+++ WORKING DATA

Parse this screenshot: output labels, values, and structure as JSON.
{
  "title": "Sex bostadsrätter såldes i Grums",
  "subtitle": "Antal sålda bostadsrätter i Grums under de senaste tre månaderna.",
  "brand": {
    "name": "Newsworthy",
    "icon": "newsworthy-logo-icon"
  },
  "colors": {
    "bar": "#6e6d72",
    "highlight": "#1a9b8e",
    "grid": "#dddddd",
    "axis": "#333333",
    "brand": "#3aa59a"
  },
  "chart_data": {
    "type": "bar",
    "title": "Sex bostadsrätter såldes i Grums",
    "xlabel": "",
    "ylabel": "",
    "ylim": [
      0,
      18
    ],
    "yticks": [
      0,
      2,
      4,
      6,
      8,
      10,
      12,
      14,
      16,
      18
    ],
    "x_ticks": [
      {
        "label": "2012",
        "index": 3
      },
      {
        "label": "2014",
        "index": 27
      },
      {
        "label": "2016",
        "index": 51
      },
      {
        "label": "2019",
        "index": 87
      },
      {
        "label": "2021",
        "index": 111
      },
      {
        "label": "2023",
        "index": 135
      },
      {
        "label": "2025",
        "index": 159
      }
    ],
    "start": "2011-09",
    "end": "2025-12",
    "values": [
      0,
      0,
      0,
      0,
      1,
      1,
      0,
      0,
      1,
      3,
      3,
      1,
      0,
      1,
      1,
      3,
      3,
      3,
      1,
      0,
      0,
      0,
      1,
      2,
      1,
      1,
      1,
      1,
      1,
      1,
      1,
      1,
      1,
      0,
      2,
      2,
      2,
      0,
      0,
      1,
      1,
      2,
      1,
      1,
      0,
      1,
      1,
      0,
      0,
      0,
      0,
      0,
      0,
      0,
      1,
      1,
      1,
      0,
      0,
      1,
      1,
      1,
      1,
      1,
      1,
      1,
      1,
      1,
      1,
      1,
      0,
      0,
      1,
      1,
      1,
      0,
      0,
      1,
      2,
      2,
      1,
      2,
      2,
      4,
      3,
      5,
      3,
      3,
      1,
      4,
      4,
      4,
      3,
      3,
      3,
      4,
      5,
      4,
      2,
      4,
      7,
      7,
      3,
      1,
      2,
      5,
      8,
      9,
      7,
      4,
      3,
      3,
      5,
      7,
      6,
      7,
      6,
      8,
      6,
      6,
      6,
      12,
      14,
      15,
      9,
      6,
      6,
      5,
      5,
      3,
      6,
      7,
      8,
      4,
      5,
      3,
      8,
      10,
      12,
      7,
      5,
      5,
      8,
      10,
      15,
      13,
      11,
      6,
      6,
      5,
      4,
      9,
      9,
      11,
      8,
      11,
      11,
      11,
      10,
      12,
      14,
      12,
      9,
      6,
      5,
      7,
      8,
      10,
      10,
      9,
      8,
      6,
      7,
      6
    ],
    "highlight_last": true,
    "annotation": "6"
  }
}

++++++

BRIEF:
Type out the whole listing above again, exactly as it stands.

EXPECTED ANSWER:
Parse this screenshot: output labels, values, and structure as JSON.
{
  "title": "Sex bostadsrätter såldes i Grums",
  "subtitle": "Antal sålda bostadsrätter i Grums under de senaste tre månaderna.",
  "brand": {
    "name": "Newsworthy",
    "icon": "newsworthy-logo-icon"
  },
  "colors": {
    "bar": "#6e6d72",
    "highlight": "#1a9b8e",
    "grid": "#dddddd",
    "axis": "#333333",
    "brand": "#3aa59a"
  },
  "chart_data": {
    "type": "bar",
    "title": "Sex bostadsrätter såldes i Grums",
    "xlabel": "",
    "ylabel": "",
    "ylim": [
      0,
      18
    ],
    "yticks": [
      0,
      2,
      4,
      6,
      8,
      10,
      12,
      14,
      16,
      18
    ],
    "x_ticks": [
      {
        "label": "2012",
        "index": 3
      },
      {
        "label": "2014",
        "index": 27
      },
      {
        "label": "2016",
        "index": 51
      },
      {
        "label": "2019",
        "index": 87
      },
      {
        "label": "2021",
        "index": 111
      },
      {
        "label": "2023",
        "index": 135
      },
      {
        "label": "2025",
        "index": 159
      }
    ],
    "start": "2011-09",
    "end": "2025-12",
    "values": [
      0,
      0,
      0,
      0,
      1,
      1,
      0,
      0,
      1,
      3,
      3,
      1,
      0,
      1,
      1,
      3,
      3,
      3,
      1,
      0,
      0,
      0,
      1,
      2,
      1,
      1,
      1,
      1,
      1,
      1,
      1,
      1,
      1,
      0,
      2,
      2,
      2,
      0,
      0,
      1,
      1,
      2,
      1,
      1,
      0,
      1,
      1,
      0,
      0,
      0,
      0,
      0,
      0,
      0,
      1,
      1,
      1,
      0,
      0,
      1,
      1,
      1,
      1,
      1,
      1,
      1,
      1,
      1,
      1,
      1,
      0,
      0,
      1,
      1,
      1,
      0,
      0,
      1,
      2,
      2,
      1,
      2,
      2,
      4,
      3,
      5,
      3,
      3,
      1,
      4,
      4,
      4,
      3,
      3,
      3,
      4,
      5,
      4,
      2,
      4,
      7,
      7,
      3,
      1,
      2,
      5,
      8,
      9,
      7,
      4,
      3,
      3,
      5,
      7,
      6,
      7,
      6,
      8,
      6,
      6,
      6,
      12,
      14,
      15,
      9,
      6,
      6,
      5,
      5,
      3,
      6,
      7,
      8,
      4,
      5,
      3,
      8,
      10,
      12,
      7,
      5,
      5,
      8,
      10,
      15,
      13,
      11,
      6,
      6,
      5,
      4,
      9,
      9,
      11,
      8,
      11,
      11,
      11,
      10,
      12,
      14,
      12,
      9,
      6,
      5,
      7,
      8,
      10,
      10,
      9,
      8,
      6,
      7,
      6
    ],
    "highlight_last": true,
    "annotation": "6"
  }
}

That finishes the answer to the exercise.